== DIRECTIVE ==
From the entries that follow, gather each line holding the word "Pengawas".

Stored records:

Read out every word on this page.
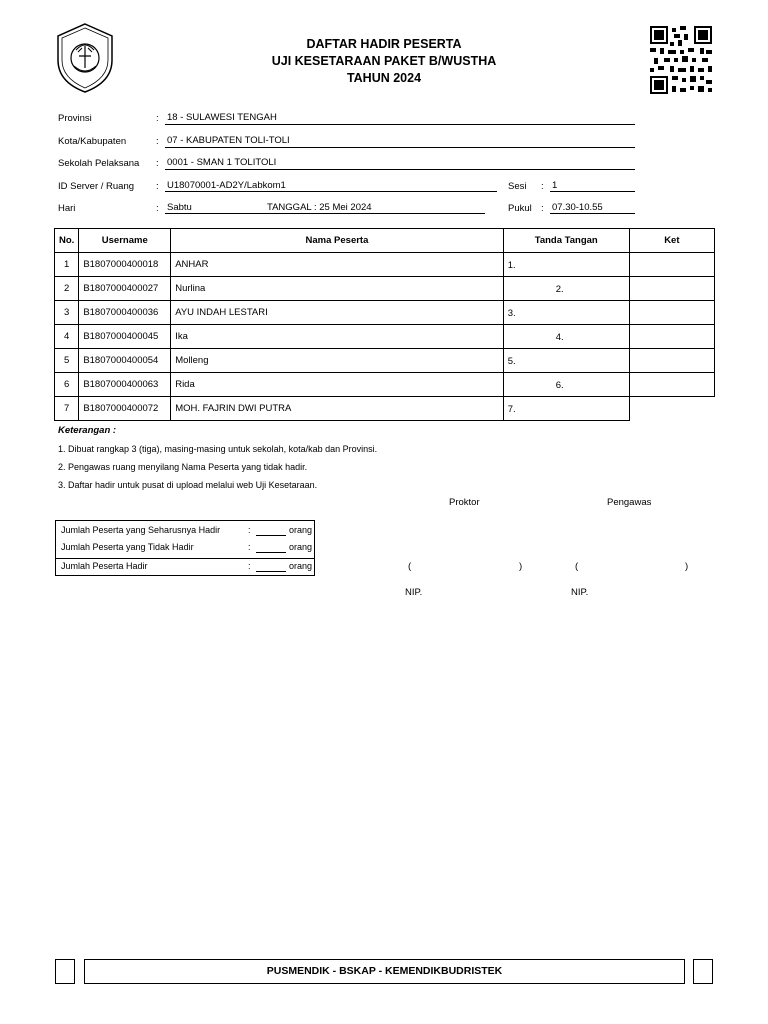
DAFTAR HADIR PESERTA
UJI KESETARAAN PAKET B/WUSTHA
TAHUN 2024
Provinsi	: 18 - SULAWESI TENGAH
Kota/Kabupaten	: 07 - KABUPATEN TOLI-TOLI
Sekolah Pelaksana : 0001 - SMAN 1 TOLITOLI
ID Server / Ruang : U18070001-AD2Y/Labkom1	Sesi : 1
Hari	: Sabtu	TANGGAL : 25 Mei 2024	Pukul : 07.30-10.55
No.	Username	Nama Peserta	Tanda Tangan	Ket
1	B1807000400018	ANHAR	1.	

2	B1807000400027	Nurlina	2.	

3	B1807000400036	AYU INDAH LESTARI	3.	

4	B1807000400045	Ika	4.	

5	B1807000400054	Molleng	5.	

6	B1807000400063	Rida	6.	

7	B1807000400072	MOH. FAJRIN DWI PUTRA	7.	

Keterangan :
1. Dibuat rangkap 3 (tiga), masing-masing untuk sekolah, kota/kab dan Provinsi.
2. Pengawas ruang menyilang Nama Peserta yang tidak hadir.
3. Daftar hadir untuk pusat di upload melalui web Uji Kesetaraan.
Proktor	Pengawas
(	)	(	)
NIP.	NIP.
Jumlah Peserta yang Seharusnya Hadir	:	orang
Jumlah Peserta yang Tidak Hadir	:	orang
Jumlah Peserta Hadir	:	orang
PUSMENDIK - BSKAP - KEMENDIKBUDRISTEK
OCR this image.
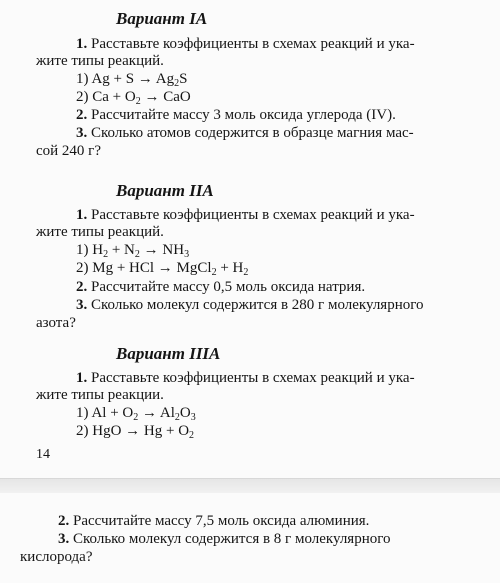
Вариант IA
1. Расставьте коэффициенты в схемах реакций и ука-
жите типы реакций.
1) $Ag + S \to Ag_2S$
2) $Ca + O_2$ → CaO
2. Рассчитайте массу 3 моль оксида углерода (IV).
3. Сколько атомов содержится в образце магния мас-
сой 240 г?
Вариант IIA
1. Расставьте коэффициенты в схемах реакций и ука-
жите типы реакций.
1) $H_2 + N_2 \to NH_3$
2) Mg + HCl → MgCl$_2$ + $H_2$
2. Рассчитайте массу 0,5 моль оксида натрия.
3. Сколько молекул содержится в 280 г молекулярного
азота?
Вариант IIIA
1. Расставьте коэффициенты в схемах реакций и ука-
жите типы реакции.
1) $Al + O_2 \to Al_2O_3$
2) HgO → $Hg + O_2$
14
2. Рассчитайте массу 7,5 моль оксида алюминия.
3. Сколько молекул содержится в 8 г молекулярного
кислорода?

== OUTPUT OF THE TASK ==
2. Pengawas ruang menyilang Nama Peserta yang tidak hadir.
Proktor	Pengawas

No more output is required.